▸ **Exercise data**:
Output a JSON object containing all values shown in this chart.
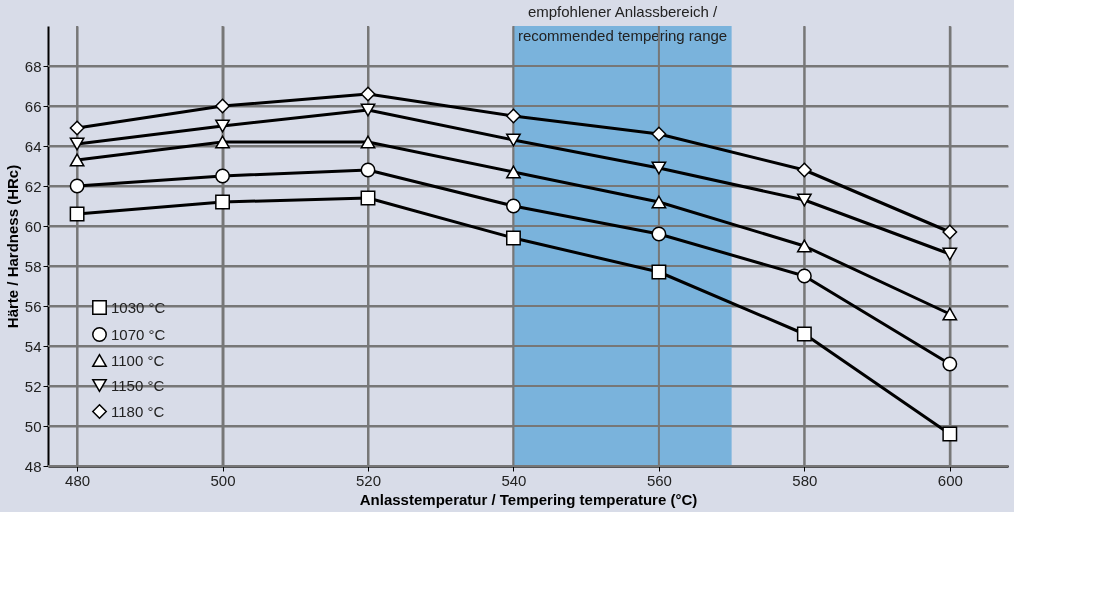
{
  "chart_data": {
    "type": "line",
    "xlabel": "Anlasstemperatur / Tempering temperature (°C)",
    "ylabel": "Härte / Hardness (HRc)",
    "x": [
      480,
      500,
      520,
      540,
      560,
      580,
      600
    ],
    "series": [
      {
        "name": "1030 °C",
        "color": "#000000",
        "marker": "square",
        "values": [
          60.6,
          61.2,
          61.4,
          59.4,
          57.7,
          54.6,
          49.6
        ]
      },
      {
        "name": "1070 °C",
        "color": "#000000",
        "marker": "circle",
        "values": [
          62.0,
          62.5,
          62.8,
          61.0,
          59.6,
          57.5,
          53.1
        ]
      },
      {
        "name": "1100 °C",
        "color": "#000000",
        "marker": "triangle",
        "values": [
          63.3,
          64.2,
          64.2,
          62.7,
          61.2,
          59.0,
          55.6
        ]
      },
      {
        "name": "1150 °C",
        "color": "#000000",
        "marker": "triangle-down",
        "values": [
          64.1,
          65.0,
          65.8,
          64.3,
          62.9,
          61.3,
          58.6
        ]
      },
      {
        "name": "1180 °C",
        "color": "#000000",
        "marker": "diamond",
        "values": [
          64.9,
          66.0,
          66.6,
          65.5,
          64.6,
          62.8,
          59.7
        ]
      }
    ],
    "xlim": [
      476,
      608
    ],
    "ylim": [
      48,
      70
    ],
    "xticks": [
      480,
      500,
      520,
      540,
      560,
      580,
      600
    ],
    "yticks": [
      48,
      50,
      52,
      54,
      56,
      58,
      60,
      62,
      64,
      66,
      68
    ],
    "bands": [
      {
        "axis": "x",
        "from": 540,
        "to": 570,
        "color": "#7ab3dc",
        "label": "empfohlener Anlassbereich /\nrecommended tempering range"
      }
    ],
    "grid": true,
    "legend": "bottom left",
    "line_style": "solid"
  }
}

▸ **Work to do**:
A faithful copy of the records above is needed, with the pictures left out.

▸ **Answer to the problem**:
Output a JSON object containing all values shown in this chart.
{
  "chart_data": {
    "type": "line",
    "xlabel": "Anlasstemperatur / Tempering temperature (°C)",
    "ylabel": "Härte / Hardness (HRc)",
    "x": [
      480,
      500,
      520,
      540,
      560,
      580,
      600
    ],
    "series": [
      {
        "name": "1030 °C",
        "color": "#000000",
        "marker": "square",
        "values": [
          60.6,
          61.2,
          61.4,
          59.4,
          57.7,
          54.6,
          49.6
        ]
      },
      {
        "name": "1070 °C",
        "color": "#000000",
        "marker": "circle",
        "values": [
          62.0,
          62.5,
          62.8,
          61.0,
          59.6,
          57.5,
          53.1
        ]
      },
      {
        "name": "1100 °C",
        "color": "#000000",
        "marker": "triangle",
        "values": [
          63.3,
          64.2,
          64.2,
          62.7,
          61.2,
          59.0,
          55.6
        ]
      },
      {
        "name": "1150 °C",
        "color": "#000000",
        "marker": "triangle-down",
        "values": [
          64.1,
          65.0,
          65.8,
          64.3,
          62.9,
          61.3,
          58.6
        ]
      },
      {
        "name": "1180 °C",
        "color": "#000000",
        "marker": "diamond",
        "values": [
          64.9,
          66.0,
          66.6,
          65.5,
          64.6,
          62.8,
          59.7
        ]
      }
    ],
    "xlim": [
      476,
      608
    ],
    "ylim": [
      48,
      70
    ],
    "xticks": [
      480,
      500,
      520,
      540,
      560,
      580,
      600
    ],
    "yticks": [
      48,
      50,
      52,
      54,
      56,
      58,
      60,
      62,
      64,
      66,
      68
    ],
    "bands": [
      {
        "axis": "x",
        "from": 540,
        "to": 570,
        "color": "#7ab3dc",
        "label": "empfohlener Anlassbereich /\nrecommended tempering range"
      }
    ],
    "grid": true,
    "legend": "bottom left",
    "line_style": "solid"
  }
}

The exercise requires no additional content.